=== Input ===

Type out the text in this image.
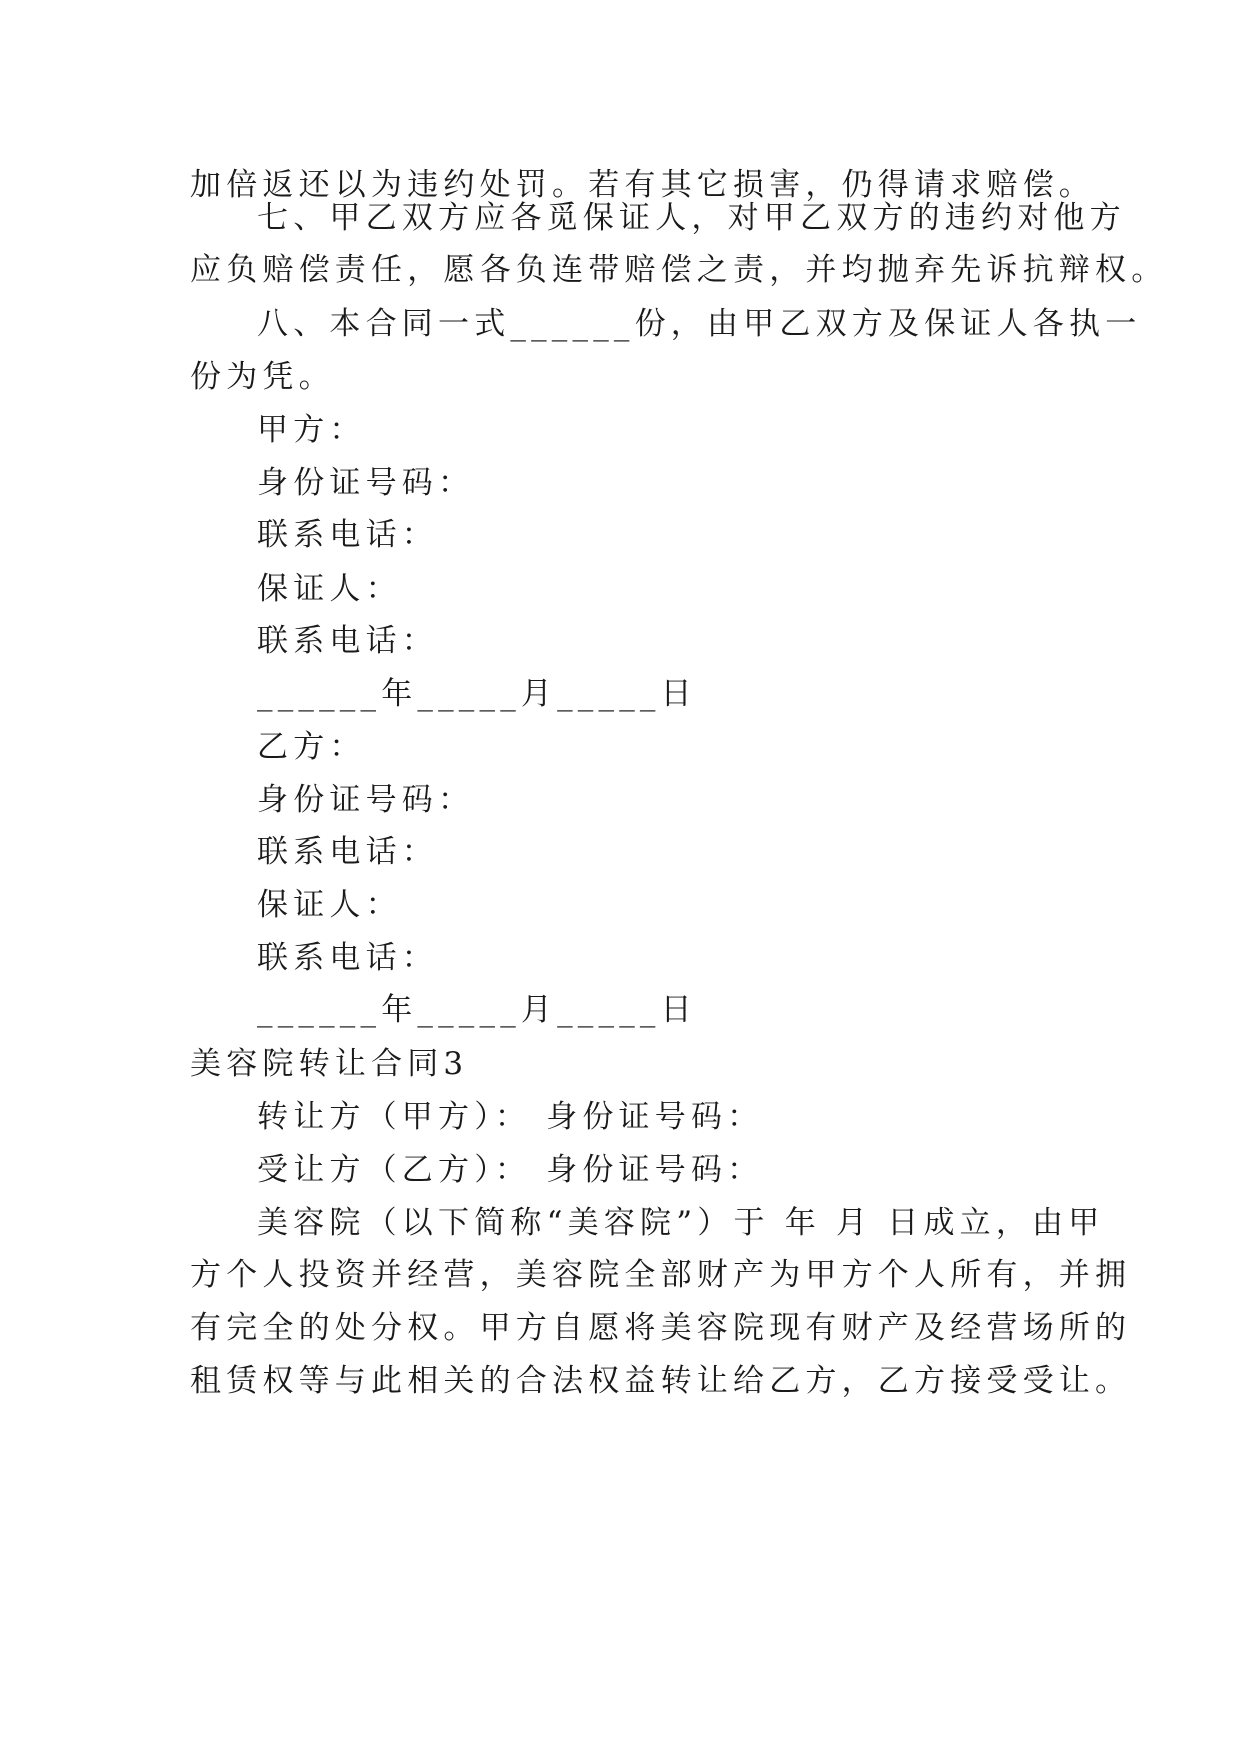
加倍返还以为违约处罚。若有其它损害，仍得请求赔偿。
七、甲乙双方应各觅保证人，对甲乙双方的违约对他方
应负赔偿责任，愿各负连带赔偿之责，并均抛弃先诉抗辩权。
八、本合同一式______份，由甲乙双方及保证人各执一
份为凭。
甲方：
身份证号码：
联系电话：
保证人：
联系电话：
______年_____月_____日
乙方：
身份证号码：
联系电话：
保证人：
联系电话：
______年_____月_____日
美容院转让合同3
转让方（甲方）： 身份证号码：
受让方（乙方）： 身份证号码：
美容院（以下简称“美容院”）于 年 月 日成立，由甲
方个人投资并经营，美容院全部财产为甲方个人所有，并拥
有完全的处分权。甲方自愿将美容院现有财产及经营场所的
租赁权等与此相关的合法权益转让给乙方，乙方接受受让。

===

Without the pictures, reproduce every line of the records above exactly.

_Answer in full_:
Type out the text in this image.
加倍返还以为违约处罚。若有其它损害，仍得请求赔偿。
七、甲乙双方应各觅保证人，对甲乙双方的违约对他方
应负赔偿责任，愿各负连带赔偿之责，并均抛弃先诉抗辩权。
八、本合同一式______份，由甲乙双方及保证人各执一
份为凭。
甲方：
身份证号码：
联系电话：
保证人：
联系电话：
______年_____月_____日
乙方：
身份证号码：
联系电话：
保证人：
联系电话：
______年_____月_____日
美容院转让合同3
转让方（甲方）： 身份证号码：
受让方（乙方）： 身份证号码：
美容院（以下简称“美容院”）于 年 月 日成立，由甲
方个人投资并经营，美容院全部财产为甲方个人所有，并拥
有完全的处分权。甲方自愿将美容院现有财产及经营场所的
租赁权等与此相关的合法权益转让给乙方，乙方接受受让。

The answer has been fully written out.